- _Task statement_
Output every line of the records as a numbered list, omitting blank lines.

BEGIN Dataset content

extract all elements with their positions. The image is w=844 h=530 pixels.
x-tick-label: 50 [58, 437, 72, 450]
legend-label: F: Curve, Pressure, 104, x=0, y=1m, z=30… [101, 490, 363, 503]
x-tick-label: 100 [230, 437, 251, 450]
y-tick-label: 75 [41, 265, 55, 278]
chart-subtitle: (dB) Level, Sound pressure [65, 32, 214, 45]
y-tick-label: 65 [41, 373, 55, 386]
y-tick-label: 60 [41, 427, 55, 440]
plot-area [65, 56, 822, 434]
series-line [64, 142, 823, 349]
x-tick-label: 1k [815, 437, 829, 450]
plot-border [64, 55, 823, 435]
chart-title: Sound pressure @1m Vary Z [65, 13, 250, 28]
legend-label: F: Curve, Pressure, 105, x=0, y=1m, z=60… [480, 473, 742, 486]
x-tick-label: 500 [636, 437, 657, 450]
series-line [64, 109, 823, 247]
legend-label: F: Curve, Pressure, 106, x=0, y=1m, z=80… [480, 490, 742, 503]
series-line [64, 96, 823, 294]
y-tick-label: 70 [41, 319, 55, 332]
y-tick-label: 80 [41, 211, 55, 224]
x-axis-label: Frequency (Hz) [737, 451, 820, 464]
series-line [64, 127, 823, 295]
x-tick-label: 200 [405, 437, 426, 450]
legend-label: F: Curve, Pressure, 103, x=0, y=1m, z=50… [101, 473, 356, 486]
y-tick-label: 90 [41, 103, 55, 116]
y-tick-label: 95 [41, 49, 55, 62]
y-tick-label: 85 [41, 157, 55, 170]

END Dataset content

- _Written solution_
1. extract all elements with their positions. The image is w=844 h=530 pixels.
2. x-tick-label: 50 [58, 437, 72, 450]
3. legend-label: F: Curve, Pressure, 104, x=0, y=1m, z=30… [101, 490, 363, 503]
4. x-tick-label: 100 [230, 437, 251, 450]
5. y-tick-label: 75 [41, 265, 55, 278]
6. chart-subtitle: (dB) Level, Sound pressure [65, 32, 214, 45]
7. y-tick-label: 65 [41, 373, 55, 386]
8. y-tick-label: 60 [41, 427, 55, 440]
9. plot-area [65, 56, 822, 434]
10. series-line [64, 142, 823, 349]
11. x-tick-label: 1k [815, 437, 829, 450]
12. plot-border [64, 55, 823, 435]
13. chart-title: Sound pressure @1m Vary Z [65, 13, 250, 28]
14. legend-label: F: Curve, Pressure, 105, x=0, y=1m, z=60… [480, 473, 742, 486]
15. x-tick-label: 500 [636, 437, 657, 450]
16. series-line [64, 109, 823, 247]
17. legend-label: F: Curve, Pressure, 106, x=0, y=1m, z=80… [480, 490, 742, 503]
18. series-line [64, 96, 823, 294]
19. y-tick-label: 70 [41, 319, 55, 332]
20. y-tick-label: 80 [41, 211, 55, 224]
21. x-axis-label: Frequency (Hz) [737, 451, 820, 464]
22. series-line [64, 127, 823, 295]
23. x-tick-label: 200 [405, 437, 426, 450]
24. legend-label: F: Curve, Pressure, 103, x=0, y=1m, z=50… [101, 473, 356, 486]
25. y-tick-label: 90 [41, 103, 55, 116]
26. y-tick-label: 95 [41, 49, 55, 62]
27. y-tick-label: 85 [41, 157, 55, 170]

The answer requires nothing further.